__Task__
Below are some entries. Work out how many of their lines hold the word "name", and write that number alone.

Stored dataset items:
• • • •

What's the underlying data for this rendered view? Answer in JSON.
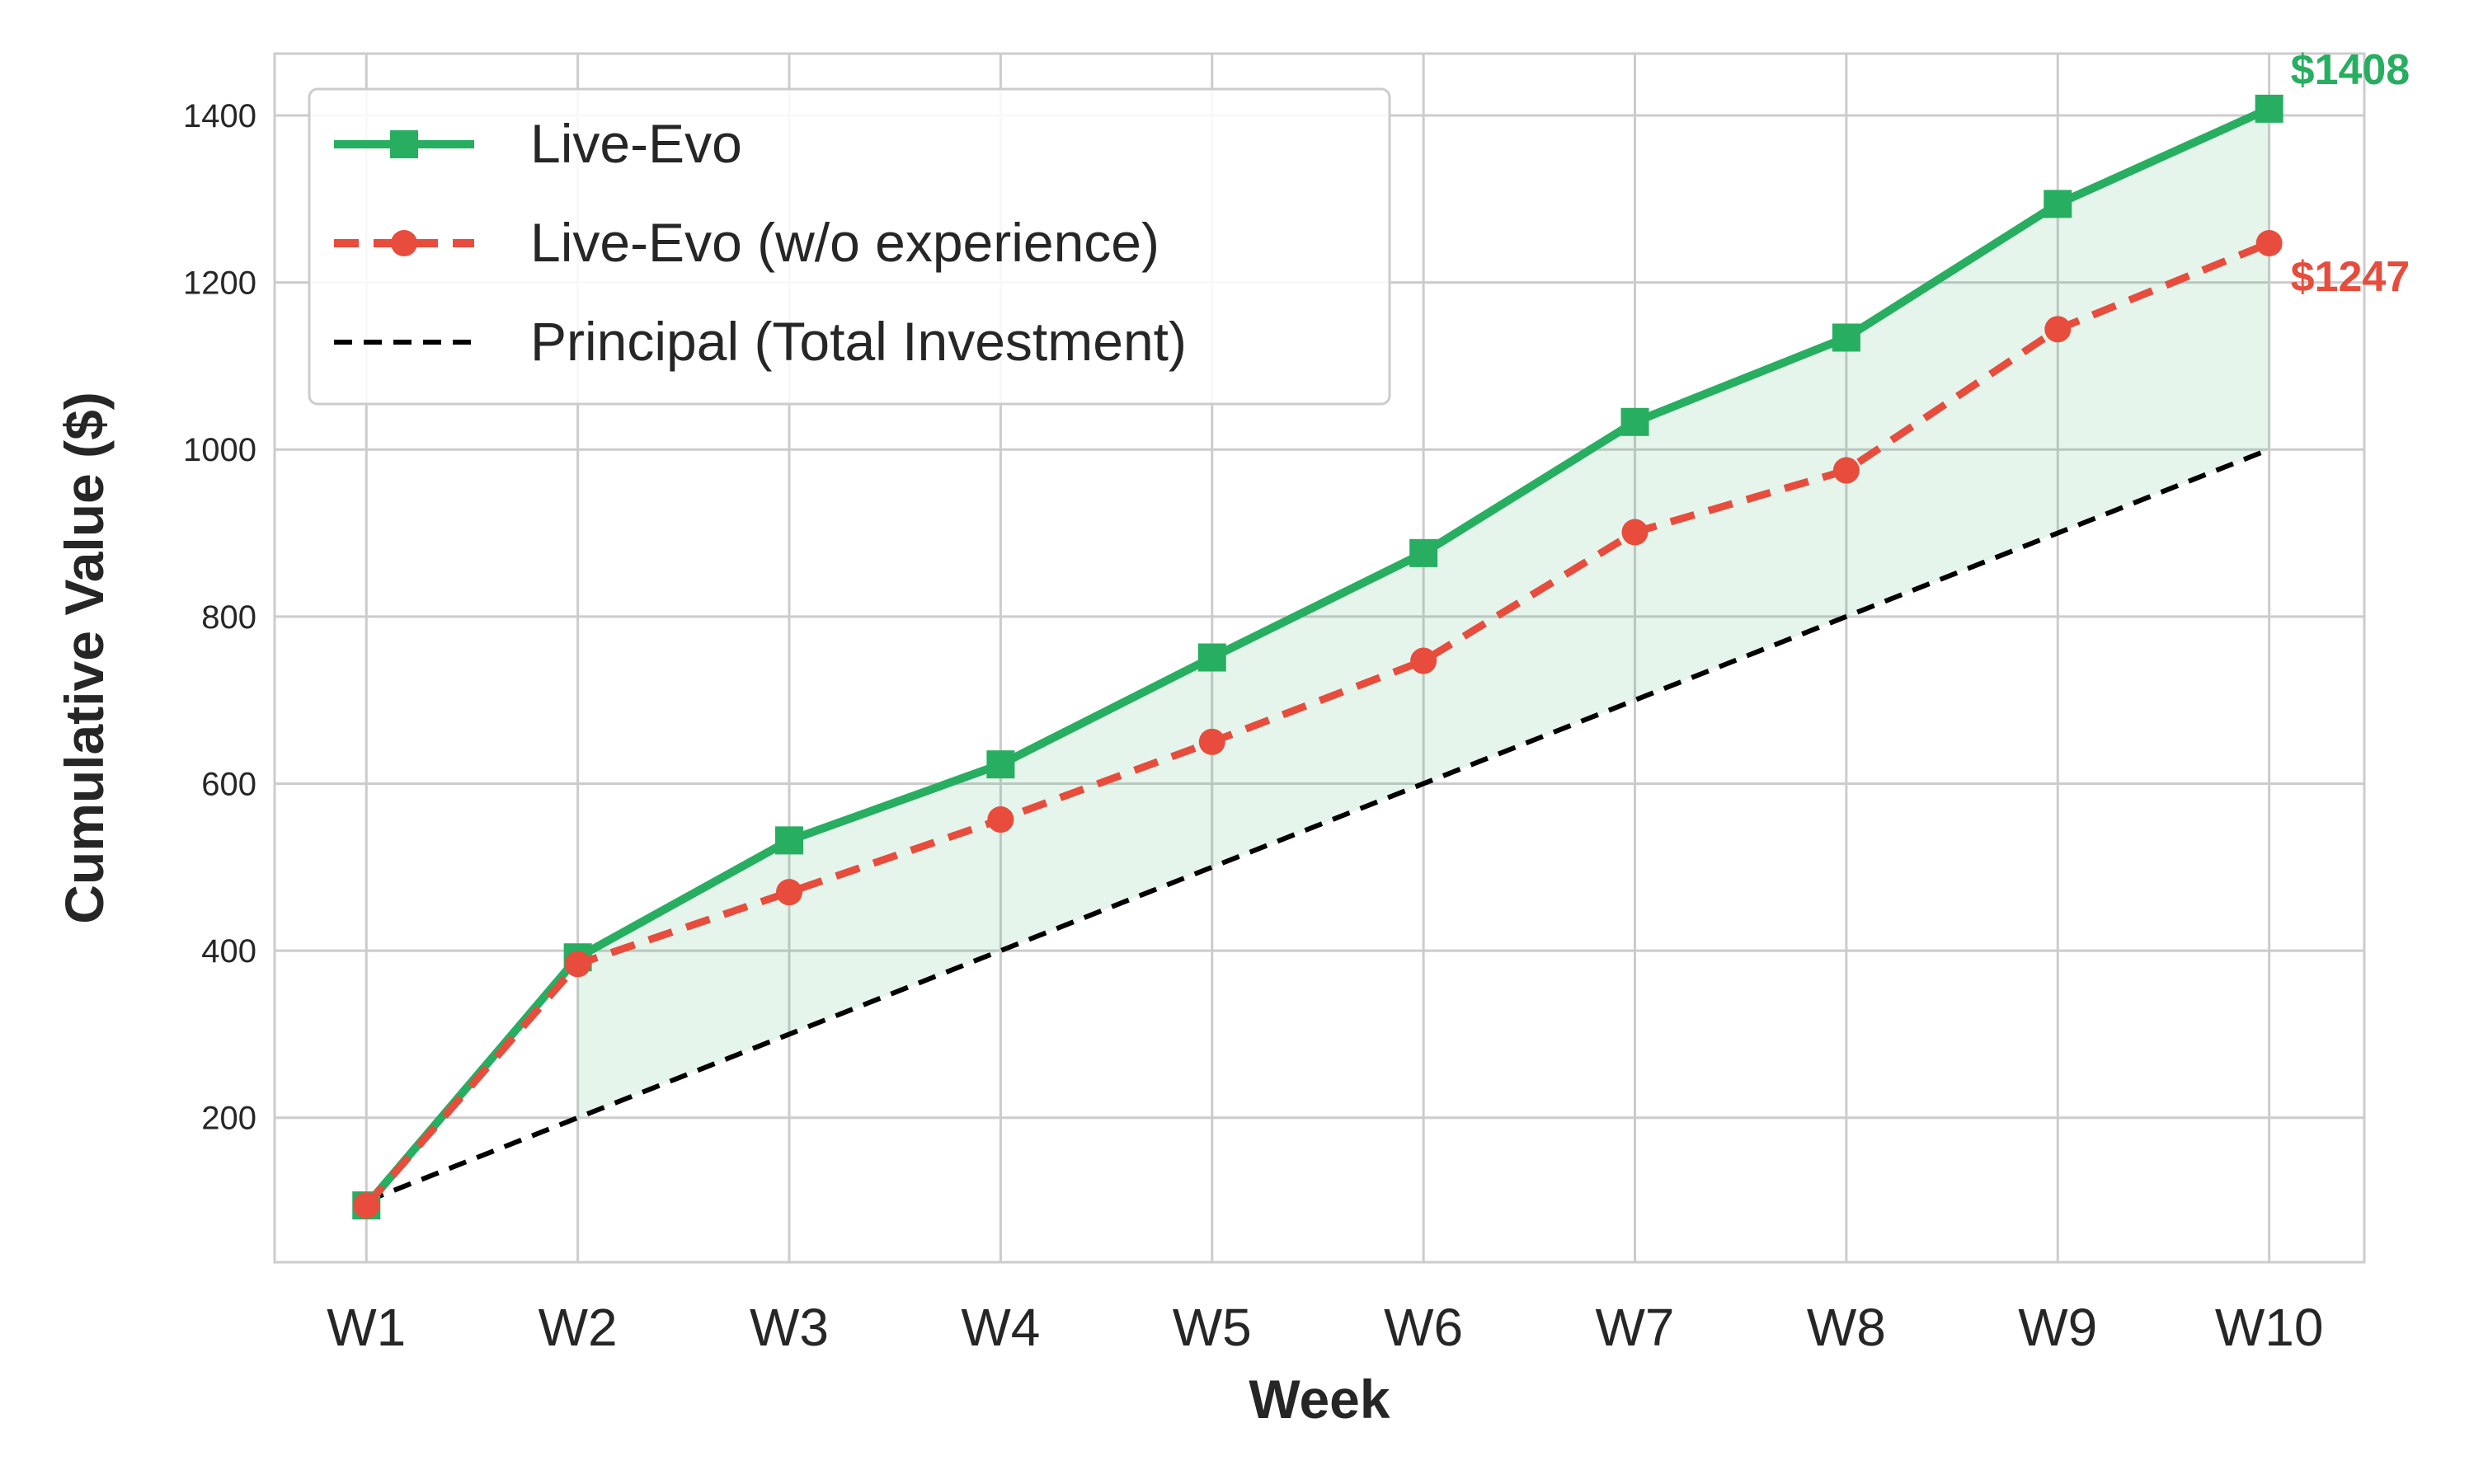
{
  "chart_data": {
    "type": "line",
    "title": "",
    "xlabel": "Week",
    "ylabel": "Cumulative Value ($)",
    "categories": [
      "W1",
      "W2",
      "W3",
      "W4",
      "W5",
      "W6",
      "W7",
      "W8",
      "W9",
      "W10"
    ],
    "ylim": [
      27,
      1474
    ],
    "yticks": [
      200,
      400,
      600,
      800,
      1000,
      1200,
      1400
    ],
    "grid": true,
    "legend_position": "top-left",
    "series": [
      {
        "name": "Live-Evo",
        "color": "#27ae60",
        "style": "solid",
        "marker": "square",
        "values": [
          95,
          392,
          532,
          623,
          751,
          876,
          1033,
          1134,
          1294,
          1408
        ]
      },
      {
        "name": "Live-Evo (w/o experience)",
        "color": "#e74c3c",
        "style": "dashed",
        "marker": "circle",
        "values": [
          95,
          384,
          470,
          557,
          650,
          747,
          901,
          975,
          1144,
          1247
        ]
      },
      {
        "name": "Principal (Total Investment)",
        "color": "#000000",
        "style": "dashed",
        "marker": "none",
        "values": [
          100,
          200,
          300,
          400,
          500,
          600,
          700,
          800,
          900,
          1000
        ]
      }
    ],
    "fill_between": {
      "upper": "Live-Evo",
      "lower": "Principal (Total Investment)",
      "color": "#27ae60",
      "opacity": 0.12
    },
    "annotations": [
      {
        "text": "$1408",
        "series": "Live-Evo",
        "color": "#27ae60"
      },
      {
        "text": "$1247",
        "series": "Live-Evo (w/o experience)",
        "color": "#e74c3c"
      }
    ]
  }
}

• • • •

__Written response__
3